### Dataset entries

┌──

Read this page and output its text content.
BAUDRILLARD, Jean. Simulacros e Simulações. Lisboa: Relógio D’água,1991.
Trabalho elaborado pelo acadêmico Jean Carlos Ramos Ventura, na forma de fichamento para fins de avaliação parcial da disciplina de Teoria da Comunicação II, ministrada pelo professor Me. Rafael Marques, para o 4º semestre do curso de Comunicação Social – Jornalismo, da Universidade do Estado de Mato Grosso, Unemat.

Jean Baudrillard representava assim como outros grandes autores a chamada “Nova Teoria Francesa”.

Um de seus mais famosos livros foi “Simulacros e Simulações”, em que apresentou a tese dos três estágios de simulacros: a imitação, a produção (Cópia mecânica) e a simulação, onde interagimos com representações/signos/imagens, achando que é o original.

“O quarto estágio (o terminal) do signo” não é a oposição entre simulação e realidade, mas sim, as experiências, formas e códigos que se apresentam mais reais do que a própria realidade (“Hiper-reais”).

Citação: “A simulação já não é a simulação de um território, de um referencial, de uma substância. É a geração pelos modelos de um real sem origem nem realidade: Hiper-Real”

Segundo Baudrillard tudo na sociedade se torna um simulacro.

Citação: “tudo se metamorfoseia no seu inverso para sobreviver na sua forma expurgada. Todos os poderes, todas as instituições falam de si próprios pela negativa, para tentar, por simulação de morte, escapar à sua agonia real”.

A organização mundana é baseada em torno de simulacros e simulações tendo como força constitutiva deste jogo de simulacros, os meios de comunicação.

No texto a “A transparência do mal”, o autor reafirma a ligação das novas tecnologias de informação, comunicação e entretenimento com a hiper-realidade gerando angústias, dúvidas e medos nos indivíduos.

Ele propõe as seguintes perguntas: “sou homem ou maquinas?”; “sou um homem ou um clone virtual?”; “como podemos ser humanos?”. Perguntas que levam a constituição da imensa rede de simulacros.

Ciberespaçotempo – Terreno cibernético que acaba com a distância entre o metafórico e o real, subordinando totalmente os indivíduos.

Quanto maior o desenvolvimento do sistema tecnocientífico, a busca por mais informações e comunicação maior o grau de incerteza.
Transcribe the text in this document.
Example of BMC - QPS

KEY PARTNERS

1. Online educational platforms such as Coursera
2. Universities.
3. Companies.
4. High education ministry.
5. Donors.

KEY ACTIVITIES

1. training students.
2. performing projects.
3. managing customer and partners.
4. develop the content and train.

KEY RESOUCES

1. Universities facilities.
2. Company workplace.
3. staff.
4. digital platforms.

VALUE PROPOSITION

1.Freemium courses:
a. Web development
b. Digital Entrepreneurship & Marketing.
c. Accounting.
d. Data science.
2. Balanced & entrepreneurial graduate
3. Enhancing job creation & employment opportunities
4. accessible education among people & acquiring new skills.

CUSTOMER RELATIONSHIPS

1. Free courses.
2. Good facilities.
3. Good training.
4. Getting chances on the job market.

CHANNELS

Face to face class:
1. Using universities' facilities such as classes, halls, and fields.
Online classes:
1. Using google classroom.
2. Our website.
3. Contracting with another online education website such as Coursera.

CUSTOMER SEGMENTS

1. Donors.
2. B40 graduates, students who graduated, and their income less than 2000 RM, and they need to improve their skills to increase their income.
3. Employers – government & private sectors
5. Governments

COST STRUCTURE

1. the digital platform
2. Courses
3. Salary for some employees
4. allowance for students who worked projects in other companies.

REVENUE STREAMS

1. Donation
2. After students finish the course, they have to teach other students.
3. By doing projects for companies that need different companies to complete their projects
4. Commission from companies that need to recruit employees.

└──
┌──

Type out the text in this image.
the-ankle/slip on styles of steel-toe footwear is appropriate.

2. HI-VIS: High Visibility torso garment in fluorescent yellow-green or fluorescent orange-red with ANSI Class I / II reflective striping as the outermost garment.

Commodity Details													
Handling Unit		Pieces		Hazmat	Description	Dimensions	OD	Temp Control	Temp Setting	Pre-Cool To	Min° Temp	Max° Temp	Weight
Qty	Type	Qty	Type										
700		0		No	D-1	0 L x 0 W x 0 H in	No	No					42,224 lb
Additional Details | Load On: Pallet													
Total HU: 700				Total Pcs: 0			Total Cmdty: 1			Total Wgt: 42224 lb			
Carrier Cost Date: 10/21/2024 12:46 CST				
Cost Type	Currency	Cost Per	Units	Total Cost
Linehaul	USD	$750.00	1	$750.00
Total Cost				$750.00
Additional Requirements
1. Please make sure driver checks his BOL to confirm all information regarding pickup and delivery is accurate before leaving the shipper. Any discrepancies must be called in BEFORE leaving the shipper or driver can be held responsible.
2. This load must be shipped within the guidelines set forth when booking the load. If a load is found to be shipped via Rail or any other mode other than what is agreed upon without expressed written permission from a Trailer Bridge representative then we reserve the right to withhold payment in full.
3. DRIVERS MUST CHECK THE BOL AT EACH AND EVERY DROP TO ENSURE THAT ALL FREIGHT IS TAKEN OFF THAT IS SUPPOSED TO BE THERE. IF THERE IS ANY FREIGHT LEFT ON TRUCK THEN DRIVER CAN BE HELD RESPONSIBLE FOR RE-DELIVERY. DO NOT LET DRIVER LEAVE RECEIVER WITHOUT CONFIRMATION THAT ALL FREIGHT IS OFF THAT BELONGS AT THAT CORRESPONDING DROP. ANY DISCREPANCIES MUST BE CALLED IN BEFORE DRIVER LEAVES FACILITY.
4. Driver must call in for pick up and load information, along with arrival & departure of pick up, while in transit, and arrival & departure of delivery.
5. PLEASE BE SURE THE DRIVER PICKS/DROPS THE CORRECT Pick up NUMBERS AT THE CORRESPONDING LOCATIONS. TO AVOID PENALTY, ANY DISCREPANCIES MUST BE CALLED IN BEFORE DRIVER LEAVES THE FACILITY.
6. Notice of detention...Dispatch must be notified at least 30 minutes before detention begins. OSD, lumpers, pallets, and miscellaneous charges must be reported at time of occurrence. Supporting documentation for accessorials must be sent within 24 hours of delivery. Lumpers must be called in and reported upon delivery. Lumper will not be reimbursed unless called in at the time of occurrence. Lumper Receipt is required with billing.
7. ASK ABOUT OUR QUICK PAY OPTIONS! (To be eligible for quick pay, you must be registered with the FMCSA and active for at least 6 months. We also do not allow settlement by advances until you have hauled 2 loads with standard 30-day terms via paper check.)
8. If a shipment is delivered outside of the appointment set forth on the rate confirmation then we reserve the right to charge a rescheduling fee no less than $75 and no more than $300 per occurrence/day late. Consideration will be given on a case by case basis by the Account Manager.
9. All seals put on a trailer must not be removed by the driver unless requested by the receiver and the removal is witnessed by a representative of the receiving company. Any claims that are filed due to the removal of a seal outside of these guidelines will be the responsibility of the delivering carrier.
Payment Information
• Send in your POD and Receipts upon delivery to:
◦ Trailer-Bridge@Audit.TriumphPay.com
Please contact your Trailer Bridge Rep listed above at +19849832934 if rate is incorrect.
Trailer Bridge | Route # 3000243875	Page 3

└──

Take every line from the records above that has the word "least" and copy it.

### The output
6. Notice of detention...Dispatch must be notified at least 30 minutes before detention begins. OSD, lumpers, pallets, and miscellaneous charges must be reported at time of occurrence. Supporting documentation for accessorials must be sent within 24 hours of delivery. Lumpers must be called in and reported upon delivery. Lumper will not be reimbursed unless called in at the time of occurrence. Lumper Receipt is required with billing.
7. ASK ABOUT OUR QUICK PAY OPTIONS! (To be eligible for quick pay, you must be registered with the FMCSA and active for at least 6 months. We also do not allow settlement by advances until you have hauled 2 loads with standard 30-day terms via paper check.)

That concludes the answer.